━━━ AVAILABLE RECORDS
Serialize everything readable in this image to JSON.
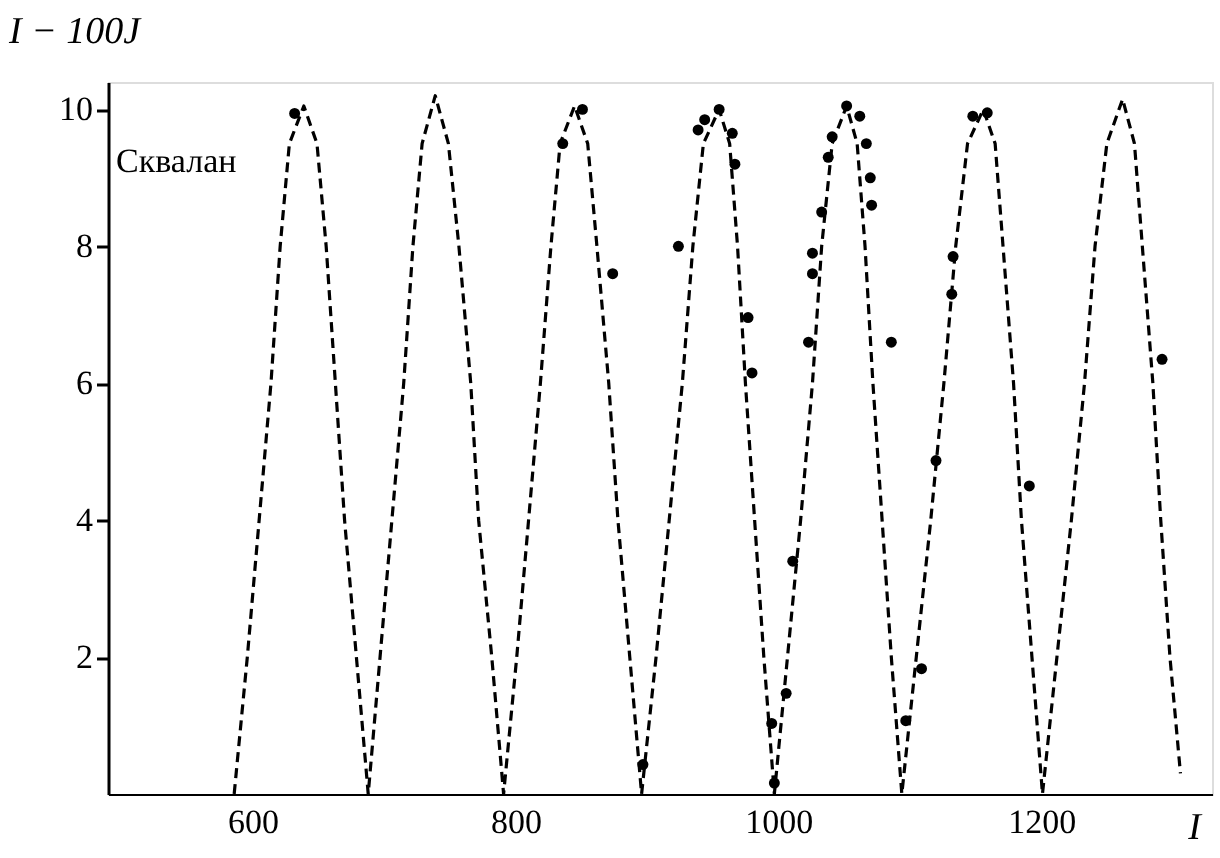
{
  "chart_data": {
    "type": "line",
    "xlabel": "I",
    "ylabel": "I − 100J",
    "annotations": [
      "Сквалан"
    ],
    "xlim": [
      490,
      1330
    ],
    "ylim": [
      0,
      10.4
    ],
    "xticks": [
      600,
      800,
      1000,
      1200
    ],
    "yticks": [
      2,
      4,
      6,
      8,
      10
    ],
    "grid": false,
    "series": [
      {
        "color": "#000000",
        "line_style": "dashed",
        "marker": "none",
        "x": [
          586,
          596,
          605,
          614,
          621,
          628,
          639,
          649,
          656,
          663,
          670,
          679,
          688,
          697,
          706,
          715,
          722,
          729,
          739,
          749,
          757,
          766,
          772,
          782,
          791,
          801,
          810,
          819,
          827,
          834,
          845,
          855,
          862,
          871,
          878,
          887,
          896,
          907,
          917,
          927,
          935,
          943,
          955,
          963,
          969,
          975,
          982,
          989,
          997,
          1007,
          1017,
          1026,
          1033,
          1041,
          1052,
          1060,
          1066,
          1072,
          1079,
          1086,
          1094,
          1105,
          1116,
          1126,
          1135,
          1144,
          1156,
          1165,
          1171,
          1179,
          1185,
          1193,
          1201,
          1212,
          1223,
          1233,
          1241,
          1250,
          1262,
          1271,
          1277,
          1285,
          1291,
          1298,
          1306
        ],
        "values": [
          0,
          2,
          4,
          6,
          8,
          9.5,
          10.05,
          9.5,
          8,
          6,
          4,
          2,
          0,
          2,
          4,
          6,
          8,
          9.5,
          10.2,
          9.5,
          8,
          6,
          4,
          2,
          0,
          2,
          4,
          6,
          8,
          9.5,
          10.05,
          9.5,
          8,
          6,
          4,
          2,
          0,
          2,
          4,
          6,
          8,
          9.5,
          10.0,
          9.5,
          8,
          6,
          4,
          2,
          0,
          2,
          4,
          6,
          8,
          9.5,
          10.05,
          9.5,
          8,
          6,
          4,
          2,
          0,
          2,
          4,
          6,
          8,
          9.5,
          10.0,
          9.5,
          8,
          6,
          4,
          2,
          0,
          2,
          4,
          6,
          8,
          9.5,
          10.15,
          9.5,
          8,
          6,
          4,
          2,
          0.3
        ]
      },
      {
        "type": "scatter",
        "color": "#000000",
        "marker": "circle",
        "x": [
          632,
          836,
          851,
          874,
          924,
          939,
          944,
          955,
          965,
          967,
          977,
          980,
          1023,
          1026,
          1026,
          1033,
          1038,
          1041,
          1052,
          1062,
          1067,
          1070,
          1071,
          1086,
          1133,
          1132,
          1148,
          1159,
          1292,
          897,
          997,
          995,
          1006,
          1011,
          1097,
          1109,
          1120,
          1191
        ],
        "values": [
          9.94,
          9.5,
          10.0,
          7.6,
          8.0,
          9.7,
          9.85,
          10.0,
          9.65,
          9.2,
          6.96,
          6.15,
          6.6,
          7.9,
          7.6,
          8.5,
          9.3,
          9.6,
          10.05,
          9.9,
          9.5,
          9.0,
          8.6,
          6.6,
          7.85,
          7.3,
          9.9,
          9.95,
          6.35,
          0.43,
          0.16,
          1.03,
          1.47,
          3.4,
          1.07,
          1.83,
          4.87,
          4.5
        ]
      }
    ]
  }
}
━━━━━━
→ **TO BE DONE**: The material above holds pictures; copy everything else in it exactly.

→ **FINISHED EXERCISE**:
Serialize everything readable in this image to JSON.
{
  "chart_data": {
    "type": "line",
    "xlabel": "I",
    "ylabel": "I − 100J",
    "annotations": [
      "Сквалан"
    ],
    "xlim": [
      490,
      1330
    ],
    "ylim": [
      0,
      10.4
    ],
    "xticks": [
      600,
      800,
      1000,
      1200
    ],
    "yticks": [
      2,
      4,
      6,
      8,
      10
    ],
    "grid": false,
    "series": [
      {
        "color": "#000000",
        "line_style": "dashed",
        "marker": "none",
        "x": [
          586,
          596,
          605,
          614,
          621,
          628,
          639,
          649,
          656,
          663,
          670,
          679,
          688,
          697,
          706,
          715,
          722,
          729,
          739,
          749,
          757,
          766,
          772,
          782,
          791,
          801,
          810,
          819,
          827,
          834,
          845,
          855,
          862,
          871,
          878,
          887,
          896,
          907,
          917,
          927,
          935,
          943,
          955,
          963,
          969,
          975,
          982,
          989,
          997,
          1007,
          1017,
          1026,
          1033,
          1041,
          1052,
          1060,
          1066,
          1072,
          1079,
          1086,
          1094,
          1105,
          1116,
          1126,
          1135,
          1144,
          1156,
          1165,
          1171,
          1179,
          1185,
          1193,
          1201,
          1212,
          1223,
          1233,
          1241,
          1250,
          1262,
          1271,
          1277,
          1285,
          1291,
          1298,
          1306
        ],
        "values": [
          0,
          2,
          4,
          6,
          8,
          9.5,
          10.05,
          9.5,
          8,
          6,
          4,
          2,
          0,
          2,
          4,
          6,
          8,
          9.5,
          10.2,
          9.5,
          8,
          6,
          4,
          2,
          0,
          2,
          4,
          6,
          8,
          9.5,
          10.05,
          9.5,
          8,
          6,
          4,
          2,
          0,
          2,
          4,
          6,
          8,
          9.5,
          10.0,
          9.5,
          8,
          6,
          4,
          2,
          0,
          2,
          4,
          6,
          8,
          9.5,
          10.05,
          9.5,
          8,
          6,
          4,
          2,
          0,
          2,
          4,
          6,
          8,
          9.5,
          10.0,
          9.5,
          8,
          6,
          4,
          2,
          0,
          2,
          4,
          6,
          8,
          9.5,
          10.15,
          9.5,
          8,
          6,
          4,
          2,
          0.3
        ]
      },
      {
        "type": "scatter",
        "color": "#000000",
        "marker": "circle",
        "x": [
          632,
          836,
          851,
          874,
          924,
          939,
          944,
          955,
          965,
          967,
          977,
          980,
          1023,
          1026,
          1026,
          1033,
          1038,
          1041,
          1052,
          1062,
          1067,
          1070,
          1071,
          1086,
          1133,
          1132,
          1148,
          1159,
          1292,
          897,
          997,
          995,
          1006,
          1011,
          1097,
          1109,
          1120,
          1191
        ],
        "values": [
          9.94,
          9.5,
          10.0,
          7.6,
          8.0,
          9.7,
          9.85,
          10.0,
          9.65,
          9.2,
          6.96,
          6.15,
          6.6,
          7.9,
          7.6,
          8.5,
          9.3,
          9.6,
          10.05,
          9.9,
          9.5,
          9.0,
          8.6,
          6.6,
          7.85,
          7.3,
          9.9,
          9.95,
          6.35,
          0.43,
          0.16,
          1.03,
          1.47,
          3.4,
          1.07,
          1.83,
          4.87,
          4.5
        ]
      }
    ]
  }
}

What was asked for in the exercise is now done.